REQUIRED TASK
Write out the listing in full, matching it word for word.

Collected data

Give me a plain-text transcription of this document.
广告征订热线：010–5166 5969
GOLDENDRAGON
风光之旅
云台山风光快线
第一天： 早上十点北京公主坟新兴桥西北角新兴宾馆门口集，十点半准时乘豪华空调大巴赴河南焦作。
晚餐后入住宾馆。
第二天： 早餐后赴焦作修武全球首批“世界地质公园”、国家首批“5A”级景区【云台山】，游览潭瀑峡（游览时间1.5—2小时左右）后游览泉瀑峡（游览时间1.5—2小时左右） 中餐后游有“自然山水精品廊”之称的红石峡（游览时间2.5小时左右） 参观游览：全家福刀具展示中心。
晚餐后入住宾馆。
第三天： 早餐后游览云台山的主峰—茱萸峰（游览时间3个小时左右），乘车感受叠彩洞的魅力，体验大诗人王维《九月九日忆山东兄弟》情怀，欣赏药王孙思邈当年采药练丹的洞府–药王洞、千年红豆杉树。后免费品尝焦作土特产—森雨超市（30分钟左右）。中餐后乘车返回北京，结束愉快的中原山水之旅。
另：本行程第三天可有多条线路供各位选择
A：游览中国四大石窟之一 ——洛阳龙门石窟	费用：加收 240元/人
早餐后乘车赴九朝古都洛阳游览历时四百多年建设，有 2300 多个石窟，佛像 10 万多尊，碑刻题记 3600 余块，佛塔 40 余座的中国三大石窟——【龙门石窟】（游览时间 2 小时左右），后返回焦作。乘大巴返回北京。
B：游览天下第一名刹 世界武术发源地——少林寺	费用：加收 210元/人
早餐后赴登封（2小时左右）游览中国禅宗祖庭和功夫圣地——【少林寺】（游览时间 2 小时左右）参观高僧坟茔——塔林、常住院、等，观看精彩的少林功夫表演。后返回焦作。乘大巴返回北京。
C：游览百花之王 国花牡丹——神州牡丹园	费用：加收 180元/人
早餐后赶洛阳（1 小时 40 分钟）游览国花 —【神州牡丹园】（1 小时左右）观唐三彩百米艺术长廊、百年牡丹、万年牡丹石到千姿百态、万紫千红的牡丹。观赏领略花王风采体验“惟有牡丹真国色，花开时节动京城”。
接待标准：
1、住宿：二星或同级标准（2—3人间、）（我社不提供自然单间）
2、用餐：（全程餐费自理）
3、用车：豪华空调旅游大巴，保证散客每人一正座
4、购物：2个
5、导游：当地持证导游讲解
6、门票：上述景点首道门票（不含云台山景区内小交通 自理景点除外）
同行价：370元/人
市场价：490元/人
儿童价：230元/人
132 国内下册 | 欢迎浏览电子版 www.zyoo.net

RIGHT ANSWER
Give me a plain-text transcription of this document.
广告征订热线：010–5166 5969
GOLDENDRAGON
风光之旅
云台山风光快线
第一天： 早上十点北京公主坟新兴桥西北角新兴宾馆门口集，十点半准时乘豪华空调大巴赴河南焦作。
晚餐后入住宾馆。
第二天： 早餐后赴焦作修武全球首批“世界地质公园”、国家首批“5A”级景区【云台山】，游览潭瀑峡（游览时间1.5—2小时左右）后游览泉瀑峡（游览时间1.5—2小时左右） 中餐后游有“自然山水精品廊”之称的红石峡（游览时间2.5小时左右） 参观游览：全家福刀具展示中心。
晚餐后入住宾馆。
第三天： 早餐后游览云台山的主峰—茱萸峰（游览时间3个小时左右），乘车感受叠彩洞的魅力，体验大诗人王维《九月九日忆山东兄弟》情怀，欣赏药王孙思邈当年采药练丹的洞府–药王洞、千年红豆杉树。后免费品尝焦作土特产—森雨超市（30分钟左右）。中餐后乘车返回北京，结束愉快的中原山水之旅。
另：本行程第三天可有多条线路供各位选择
A：游览中国四大石窟之一 ——洛阳龙门石窟	费用：加收 240元/人
早餐后乘车赴九朝古都洛阳游览历时四百多年建设，有 2300 多个石窟，佛像 10 万多尊，碑刻题记 3600 余块，佛塔 40 余座的中国三大石窟——【龙门石窟】（游览时间 2 小时左右），后返回焦作。乘大巴返回北京。
B：游览天下第一名刹 世界武术发源地——少林寺	费用：加收 210元/人
早餐后赴登封（2小时左右）游览中国禅宗祖庭和功夫圣地——【少林寺】（游览时间 2 小时左右）参观高僧坟茔——塔林、常住院、等，观看精彩的少林功夫表演。后返回焦作。乘大巴返回北京。
C：游览百花之王 国花牡丹——神州牡丹园	费用：加收 180元/人
早餐后赶洛阳（1 小时 40 分钟）游览国花 —【神州牡丹园】（1 小时左右）观唐三彩百米艺术长廊、百年牡丹、万年牡丹石到千姿百态、万紫千红的牡丹。观赏领略花王风采体验“惟有牡丹真国色，花开时节动京城”。
接待标准：
1、住宿：二星或同级标准（2—3人间、）（我社不提供自然单间）
2、用餐：（全程餐费自理）
3、用车：豪华空调旅游大巴，保证散客每人一正座
4、购物：2个
5、导游：当地持证导游讲解
6、门票：上述景点首道门票（不含云台山景区内小交通 自理景点除外）
同行价：370元/人
市场价：490元/人
儿童价：230元/人
132 国内下册 | 欢迎浏览电子版 www.zyoo.net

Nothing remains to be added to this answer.